WRITTEN REQUEST> Each line that includes "name" counts once; give the total and nothing besides.

===== DATA EXTRACT

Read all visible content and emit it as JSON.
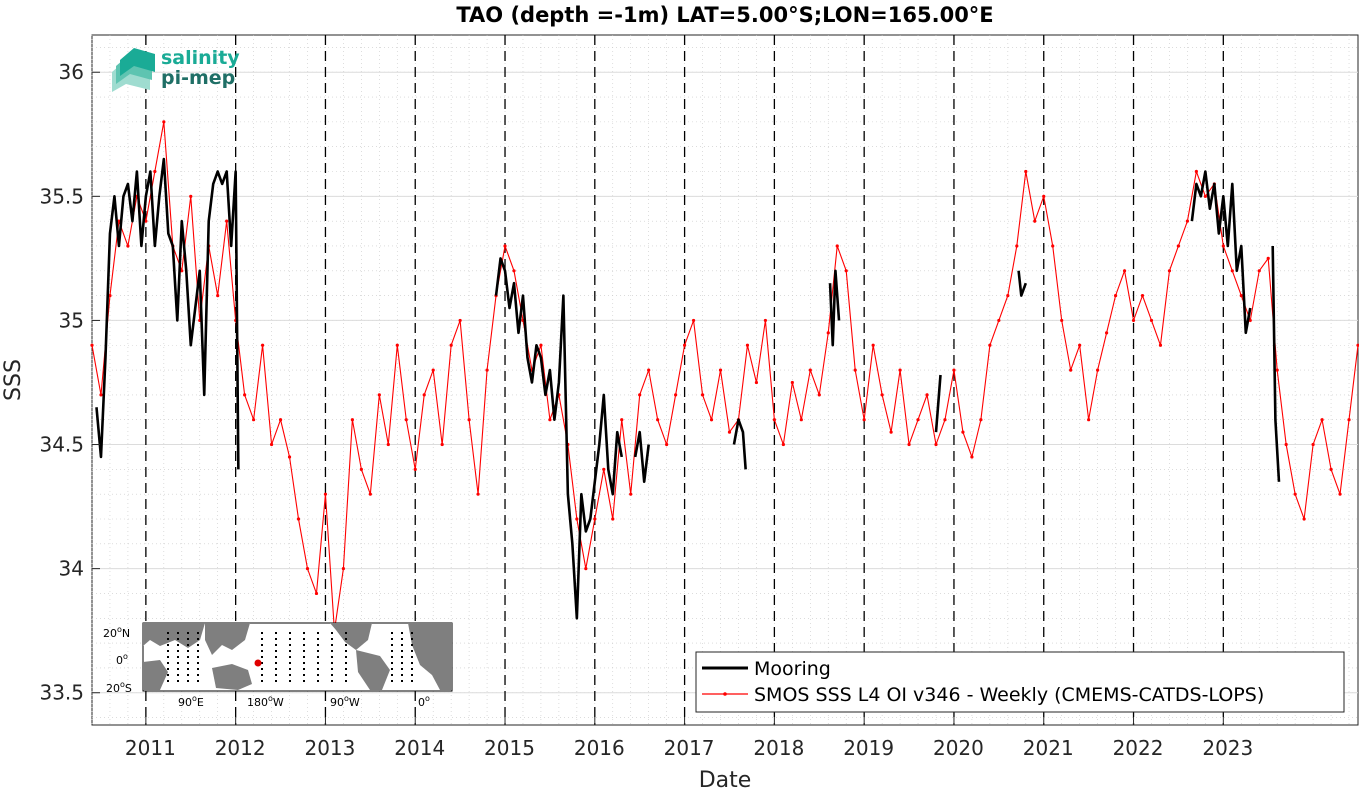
{
  "logo": {
    "line1": "salinity",
    "line2": "pi-mep",
    "color1": "#1aab96",
    "color2": "#1f6f66"
  },
  "chart_data": {
    "type": "line",
    "title": "TAO (depth =-1m) LAT=5.00°S;LON=165.00°E",
    "xlabel": "Date",
    "ylabel": "SSS",
    "xlim": [
      2010.4,
      2024.5
    ],
    "ylim": [
      33.37,
      36.15
    ],
    "grid": true,
    "x_tick_labels": [
      "2011",
      "2012",
      "2013",
      "2014",
      "2015",
      "2016",
      "2017",
      "2018",
      "2019",
      "2020",
      "2021",
      "2022",
      "2023"
    ],
    "x_ticks": [
      2011,
      2012,
      2013,
      2014,
      2015,
      2016,
      2017,
      2018,
      2019,
      2020,
      2021,
      2022,
      2023
    ],
    "y_ticks": [
      33.5,
      34,
      34.5,
      35,
      35.5,
      36
    ],
    "y_tick_labels": [
      "33.5",
      "34",
      "34.5",
      "35",
      "35.5",
      "36"
    ],
    "vlines_dashed": [
      2011,
      2012,
      2013,
      2014,
      2015,
      2016,
      2017,
      2018,
      2019,
      2020,
      2021,
      2022,
      2023
    ],
    "legend_position": "bottom-right",
    "series": [
      {
        "name": "Mooring",
        "color": "#000000",
        "style": "thick-line",
        "segments": [
          {
            "x": [
              2010.45,
              2010.5,
              2010.55,
              2010.6,
              2010.65,
              2010.7,
              2010.75,
              2010.8,
              2010.85,
              2010.9,
              2010.95,
              2011.0,
              2011.05,
              2011.1,
              2011.15,
              2011.2,
              2011.25,
              2011.3,
              2011.35,
              2011.4,
              2011.45,
              2011.5,
              2011.55,
              2011.6,
              2011.65,
              2011.7,
              2011.75,
              2011.8,
              2011.85,
              2011.9,
              2011.95,
              2012.0,
              2012.03
            ],
            "y": [
              34.65,
              34.45,
              34.85,
              35.35,
              35.5,
              35.3,
              35.5,
              35.55,
              35.4,
              35.6,
              35.3,
              35.5,
              35.6,
              35.3,
              35.5,
              35.65,
              35.35,
              35.3,
              35.0,
              35.4,
              35.2,
              34.9,
              35.05,
              35.2,
              34.7,
              35.4,
              35.55,
              35.6,
              35.55,
              35.6,
              35.3,
              35.6,
              34.4
            ]
          },
          {
            "x": [
              2014.9,
              2014.95,
              2015.0,
              2015.05,
              2015.1,
              2015.15,
              2015.2,
              2015.25,
              2015.3,
              2015.35,
              2015.4,
              2015.45,
              2015.5,
              2015.55,
              2015.6,
              2015.65,
              2015.7,
              2015.75,
              2015.8,
              2015.85,
              2015.9,
              2015.95,
              2016.0,
              2016.05,
              2016.1,
              2016.15,
              2016.2,
              2016.25,
              2016.3
            ],
            "y": [
              35.1,
              35.25,
              35.2,
              35.05,
              35.15,
              34.95,
              35.1,
              34.85,
              34.75,
              34.9,
              34.85,
              34.7,
              34.8,
              34.6,
              34.75,
              35.1,
              34.3,
              34.1,
              33.8,
              34.3,
              34.15,
              34.2,
              34.35,
              34.5,
              34.7,
              34.4,
              34.3,
              34.55,
              34.45
            ]
          },
          {
            "x": [
              2016.45,
              2016.5,
              2016.55,
              2016.6
            ],
            "y": [
              34.45,
              34.55,
              34.35,
              34.5
            ]
          },
          {
            "x": [
              2017.55,
              2017.6,
              2017.65,
              2017.68
            ],
            "y": [
              34.5,
              34.6,
              34.55,
              34.4
            ]
          },
          {
            "x": [
              2018.62,
              2018.65,
              2018.68,
              2018.72
            ],
            "y": [
              35.15,
              34.9,
              35.2,
              35.0
            ]
          },
          {
            "x": [
              2019.8,
              2019.85
            ],
            "y": [
              34.55,
              34.78
            ]
          },
          {
            "x": [
              2020.72,
              2020.75,
              2020.8
            ],
            "y": [
              35.2,
              35.1,
              35.15
            ]
          },
          {
            "x": [
              2022.65,
              2022.7,
              2022.75,
              2022.8,
              2022.85,
              2022.9,
              2022.95,
              2023.0,
              2023.05,
              2023.1,
              2023.15,
              2023.2,
              2023.25,
              2023.3
            ],
            "y": [
              35.4,
              35.55,
              35.5,
              35.6,
              35.45,
              35.55,
              35.35,
              35.5,
              35.3,
              35.55,
              35.2,
              35.3,
              34.95,
              35.05
            ]
          },
          {
            "x": [
              2023.55,
              2023.58,
              2023.62
            ],
            "y": [
              35.3,
              34.6,
              34.35
            ]
          }
        ]
      },
      {
        "name": "SMOS SSS L4 OI v346 - Weekly (CMEMS-CATDS-LOPS)",
        "color": "#ff0000",
        "style": "thin-line-dots",
        "x": [
          2010.4,
          2010.5,
          2010.6,
          2010.7,
          2010.8,
          2010.9,
          2011.0,
          2011.1,
          2011.2,
          2011.3,
          2011.4,
          2011.5,
          2011.6,
          2011.7,
          2011.8,
          2011.9,
          2012.0,
          2012.1,
          2012.2,
          2012.3,
          2012.4,
          2012.5,
          2012.6,
          2012.7,
          2012.8,
          2012.9,
          2013.0,
          2013.1,
          2013.2,
          2013.3,
          2013.4,
          2013.5,
          2013.6,
          2013.7,
          2013.8,
          2013.9,
          2014.0,
          2014.1,
          2014.2,
          2014.3,
          2014.4,
          2014.5,
          2014.6,
          2014.7,
          2014.8,
          2014.9,
          2015.0,
          2015.1,
          2015.2,
          2015.3,
          2015.4,
          2015.5,
          2015.6,
          2015.7,
          2015.8,
          2015.9,
          2016.0,
          2016.1,
          2016.2,
          2016.3,
          2016.4,
          2016.5,
          2016.6,
          2016.7,
          2016.8,
          2016.9,
          2017.0,
          2017.1,
          2017.2,
          2017.3,
          2017.4,
          2017.5,
          2017.6,
          2017.7,
          2017.8,
          2017.9,
          2018.0,
          2018.1,
          2018.2,
          2018.3,
          2018.4,
          2018.5,
          2018.6,
          2018.7,
          2018.8,
          2018.9,
          2019.0,
          2019.1,
          2019.2,
          2019.3,
          2019.4,
          2019.5,
          2019.6,
          2019.7,
          2019.8,
          2019.9,
          2020.0,
          2020.1,
          2020.2,
          2020.3,
          2020.4,
          2020.5,
          2020.6,
          2020.7,
          2020.8,
          2020.9,
          2021.0,
          2021.1,
          2021.2,
          2021.3,
          2021.4,
          2021.5,
          2021.6,
          2021.7,
          2021.8,
          2021.9,
          2022.0,
          2022.1,
          2022.2,
          2022.3,
          2022.4,
          2022.5,
          2022.6,
          2022.7,
          2022.8,
          2022.9,
          2023.0,
          2023.1,
          2023.2,
          2023.3,
          2023.4,
          2023.5,
          2023.6,
          2023.7,
          2023.8,
          2023.9,
          2024.0,
          2024.1,
          2024.2,
          2024.3,
          2024.4,
          2024.5
        ],
        "y": [
          34.9,
          34.7,
          35.1,
          35.4,
          35.3,
          35.5,
          35.4,
          35.6,
          35.8,
          35.3,
          35.2,
          35.5,
          35.0,
          35.3,
          35.1,
          35.4,
          35.0,
          34.7,
          34.6,
          34.9,
          34.5,
          34.6,
          34.45,
          34.2,
          34.0,
          33.9,
          34.3,
          33.75,
          34.0,
          34.6,
          34.4,
          34.3,
          34.7,
          34.5,
          34.9,
          34.6,
          34.4,
          34.7,
          34.8,
          34.5,
          34.9,
          35.0,
          34.6,
          34.3,
          34.8,
          35.1,
          35.3,
          35.2,
          35.0,
          34.8,
          34.9,
          34.6,
          34.7,
          34.5,
          34.2,
          34.0,
          34.2,
          34.4,
          34.2,
          34.6,
          34.3,
          34.7,
          34.8,
          34.6,
          34.5,
          34.7,
          34.9,
          35.0,
          34.7,
          34.6,
          34.8,
          34.55,
          34.6,
          34.9,
          34.75,
          35.0,
          34.6,
          34.5,
          34.75,
          34.6,
          34.8,
          34.7,
          34.95,
          35.3,
          35.2,
          34.8,
          34.6,
          34.9,
          34.7,
          34.55,
          34.8,
          34.5,
          34.6,
          34.7,
          34.5,
          34.6,
          34.8,
          34.55,
          34.45,
          34.6,
          34.9,
          35.0,
          35.1,
          35.3,
          35.6,
          35.4,
          35.5,
          35.3,
          35.0,
          34.8,
          34.9,
          34.6,
          34.8,
          34.95,
          35.1,
          35.2,
          35.0,
          35.1,
          35.0,
          34.9,
          35.2,
          35.3,
          35.4,
          35.6,
          35.5,
          35.55,
          35.3,
          35.2,
          35.1,
          35.0,
          35.2,
          35.25,
          34.8,
          34.5,
          34.3,
          34.2,
          34.5,
          34.6,
          34.4,
          34.3,
          34.6,
          34.9
        ]
      }
    ]
  },
  "inset": {
    "lat_labels": [
      "20",
      "0",
      "20"
    ],
    "lat_suffix": [
      "N",
      "",
      "S"
    ],
    "lon_labels": [
      "90",
      "180",
      "90",
      "0"
    ],
    "lon_suffix": [
      "E",
      "W",
      "W",
      ""
    ],
    "marker_color": "#e00000"
  }
}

==========

SOLUTION FOR THIS EXERCISE> 2